» **PROBLEM DETAILS**
Pick out the lines in the listing below that contain the word "style" and copy them.

» **EXTRACTED INFORMATION**
——————————
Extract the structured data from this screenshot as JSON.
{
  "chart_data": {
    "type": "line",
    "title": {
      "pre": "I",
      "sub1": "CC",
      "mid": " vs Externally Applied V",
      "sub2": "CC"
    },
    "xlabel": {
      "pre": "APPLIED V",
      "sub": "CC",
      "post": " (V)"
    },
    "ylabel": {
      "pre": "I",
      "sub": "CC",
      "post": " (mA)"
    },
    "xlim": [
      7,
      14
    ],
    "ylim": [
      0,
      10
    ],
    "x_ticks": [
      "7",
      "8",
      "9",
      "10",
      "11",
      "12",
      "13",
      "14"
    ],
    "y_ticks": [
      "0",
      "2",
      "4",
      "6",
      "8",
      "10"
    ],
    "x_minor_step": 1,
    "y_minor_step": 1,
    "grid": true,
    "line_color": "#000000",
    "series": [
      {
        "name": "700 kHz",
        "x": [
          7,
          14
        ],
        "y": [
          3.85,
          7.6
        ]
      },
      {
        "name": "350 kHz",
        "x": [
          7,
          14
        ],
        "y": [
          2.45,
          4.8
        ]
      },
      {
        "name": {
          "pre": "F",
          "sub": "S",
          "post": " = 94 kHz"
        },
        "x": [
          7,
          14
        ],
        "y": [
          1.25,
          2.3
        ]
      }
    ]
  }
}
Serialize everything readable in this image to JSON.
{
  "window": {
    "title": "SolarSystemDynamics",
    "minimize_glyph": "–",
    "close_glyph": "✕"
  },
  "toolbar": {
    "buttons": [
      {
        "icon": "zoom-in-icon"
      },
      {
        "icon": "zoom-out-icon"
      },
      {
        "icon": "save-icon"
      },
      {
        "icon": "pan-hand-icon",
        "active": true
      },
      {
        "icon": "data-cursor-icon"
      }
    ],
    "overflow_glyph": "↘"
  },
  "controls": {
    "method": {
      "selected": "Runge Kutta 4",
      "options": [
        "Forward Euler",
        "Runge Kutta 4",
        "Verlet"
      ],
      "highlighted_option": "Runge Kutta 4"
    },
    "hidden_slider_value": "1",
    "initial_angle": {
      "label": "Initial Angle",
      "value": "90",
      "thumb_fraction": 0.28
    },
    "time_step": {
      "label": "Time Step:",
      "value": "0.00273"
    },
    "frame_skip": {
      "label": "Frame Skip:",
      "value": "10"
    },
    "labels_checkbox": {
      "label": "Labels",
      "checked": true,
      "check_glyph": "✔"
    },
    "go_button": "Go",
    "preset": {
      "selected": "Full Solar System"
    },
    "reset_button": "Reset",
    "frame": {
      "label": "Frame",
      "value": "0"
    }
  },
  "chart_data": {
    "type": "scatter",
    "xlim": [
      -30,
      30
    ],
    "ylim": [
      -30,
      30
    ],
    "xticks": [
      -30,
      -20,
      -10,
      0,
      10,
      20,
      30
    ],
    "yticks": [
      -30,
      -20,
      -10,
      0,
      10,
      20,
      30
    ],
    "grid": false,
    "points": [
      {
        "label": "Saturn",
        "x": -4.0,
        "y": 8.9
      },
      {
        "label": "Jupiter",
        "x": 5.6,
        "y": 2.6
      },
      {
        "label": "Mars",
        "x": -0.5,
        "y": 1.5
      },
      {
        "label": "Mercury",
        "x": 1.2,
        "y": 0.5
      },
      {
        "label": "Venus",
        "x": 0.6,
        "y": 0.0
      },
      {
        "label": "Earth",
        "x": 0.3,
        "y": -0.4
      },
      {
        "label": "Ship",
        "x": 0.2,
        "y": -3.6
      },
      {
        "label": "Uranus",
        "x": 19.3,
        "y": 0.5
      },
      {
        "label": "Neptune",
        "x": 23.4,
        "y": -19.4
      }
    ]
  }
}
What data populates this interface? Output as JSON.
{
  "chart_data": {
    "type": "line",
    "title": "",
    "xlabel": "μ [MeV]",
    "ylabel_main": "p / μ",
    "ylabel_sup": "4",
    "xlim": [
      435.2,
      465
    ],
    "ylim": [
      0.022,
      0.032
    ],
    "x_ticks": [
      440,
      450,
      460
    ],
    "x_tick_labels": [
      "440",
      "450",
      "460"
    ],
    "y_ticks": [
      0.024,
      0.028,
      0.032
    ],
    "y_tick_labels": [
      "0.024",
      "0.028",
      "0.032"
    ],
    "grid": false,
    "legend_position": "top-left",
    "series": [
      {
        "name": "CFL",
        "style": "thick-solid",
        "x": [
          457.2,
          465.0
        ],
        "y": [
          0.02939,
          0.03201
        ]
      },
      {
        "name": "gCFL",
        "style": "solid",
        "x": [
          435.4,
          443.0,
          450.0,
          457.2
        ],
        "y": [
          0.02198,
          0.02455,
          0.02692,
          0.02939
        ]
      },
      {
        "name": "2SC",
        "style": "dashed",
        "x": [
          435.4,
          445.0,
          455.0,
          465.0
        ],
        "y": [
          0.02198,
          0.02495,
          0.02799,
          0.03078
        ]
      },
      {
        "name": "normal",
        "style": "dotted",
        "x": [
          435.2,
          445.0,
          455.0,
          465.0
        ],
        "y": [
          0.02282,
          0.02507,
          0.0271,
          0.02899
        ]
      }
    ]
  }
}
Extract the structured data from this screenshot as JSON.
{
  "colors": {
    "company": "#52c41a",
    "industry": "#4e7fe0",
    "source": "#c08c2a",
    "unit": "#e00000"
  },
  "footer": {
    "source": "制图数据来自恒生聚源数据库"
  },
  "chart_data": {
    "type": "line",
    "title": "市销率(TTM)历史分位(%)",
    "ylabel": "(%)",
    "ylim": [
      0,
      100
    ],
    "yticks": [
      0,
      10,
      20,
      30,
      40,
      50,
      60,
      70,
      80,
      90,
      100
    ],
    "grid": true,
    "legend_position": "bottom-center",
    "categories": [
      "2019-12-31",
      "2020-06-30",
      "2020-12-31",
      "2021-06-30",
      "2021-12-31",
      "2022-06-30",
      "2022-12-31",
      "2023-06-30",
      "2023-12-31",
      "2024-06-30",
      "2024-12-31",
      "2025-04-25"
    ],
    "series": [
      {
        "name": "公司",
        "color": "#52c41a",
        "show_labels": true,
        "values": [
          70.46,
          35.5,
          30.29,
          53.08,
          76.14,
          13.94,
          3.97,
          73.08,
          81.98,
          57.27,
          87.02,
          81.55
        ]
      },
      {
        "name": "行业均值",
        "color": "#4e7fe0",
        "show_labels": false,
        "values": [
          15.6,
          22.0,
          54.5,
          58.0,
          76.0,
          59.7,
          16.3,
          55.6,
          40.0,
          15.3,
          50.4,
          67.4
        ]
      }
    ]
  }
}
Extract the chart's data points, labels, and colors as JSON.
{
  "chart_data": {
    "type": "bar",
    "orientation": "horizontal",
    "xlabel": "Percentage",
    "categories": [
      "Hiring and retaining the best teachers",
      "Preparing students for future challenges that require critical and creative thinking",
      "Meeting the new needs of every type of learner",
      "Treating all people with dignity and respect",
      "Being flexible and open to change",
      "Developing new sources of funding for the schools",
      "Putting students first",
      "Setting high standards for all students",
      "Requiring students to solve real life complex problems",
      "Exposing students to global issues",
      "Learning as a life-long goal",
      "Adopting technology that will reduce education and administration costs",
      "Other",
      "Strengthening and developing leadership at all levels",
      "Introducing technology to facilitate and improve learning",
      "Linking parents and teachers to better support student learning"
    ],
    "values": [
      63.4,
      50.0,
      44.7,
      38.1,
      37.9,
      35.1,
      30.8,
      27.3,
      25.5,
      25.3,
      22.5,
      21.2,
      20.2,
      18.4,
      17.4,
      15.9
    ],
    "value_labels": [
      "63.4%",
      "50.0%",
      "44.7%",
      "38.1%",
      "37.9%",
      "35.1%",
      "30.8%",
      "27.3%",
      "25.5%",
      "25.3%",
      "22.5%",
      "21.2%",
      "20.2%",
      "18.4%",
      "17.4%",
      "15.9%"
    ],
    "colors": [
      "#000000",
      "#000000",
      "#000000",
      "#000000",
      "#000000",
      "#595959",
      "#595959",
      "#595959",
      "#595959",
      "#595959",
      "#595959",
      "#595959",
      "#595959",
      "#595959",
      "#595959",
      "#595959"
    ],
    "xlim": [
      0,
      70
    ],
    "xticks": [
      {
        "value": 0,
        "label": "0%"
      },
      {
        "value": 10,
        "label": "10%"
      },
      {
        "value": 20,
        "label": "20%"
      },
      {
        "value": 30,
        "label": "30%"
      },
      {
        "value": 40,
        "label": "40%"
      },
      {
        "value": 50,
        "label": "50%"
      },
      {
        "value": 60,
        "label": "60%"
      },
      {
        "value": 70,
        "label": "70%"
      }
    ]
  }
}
——————————
» **IN RESPONSE**
        "style": "thick-solid",
        "style": "solid",
        "style": "dashed",
        "style": "dotted",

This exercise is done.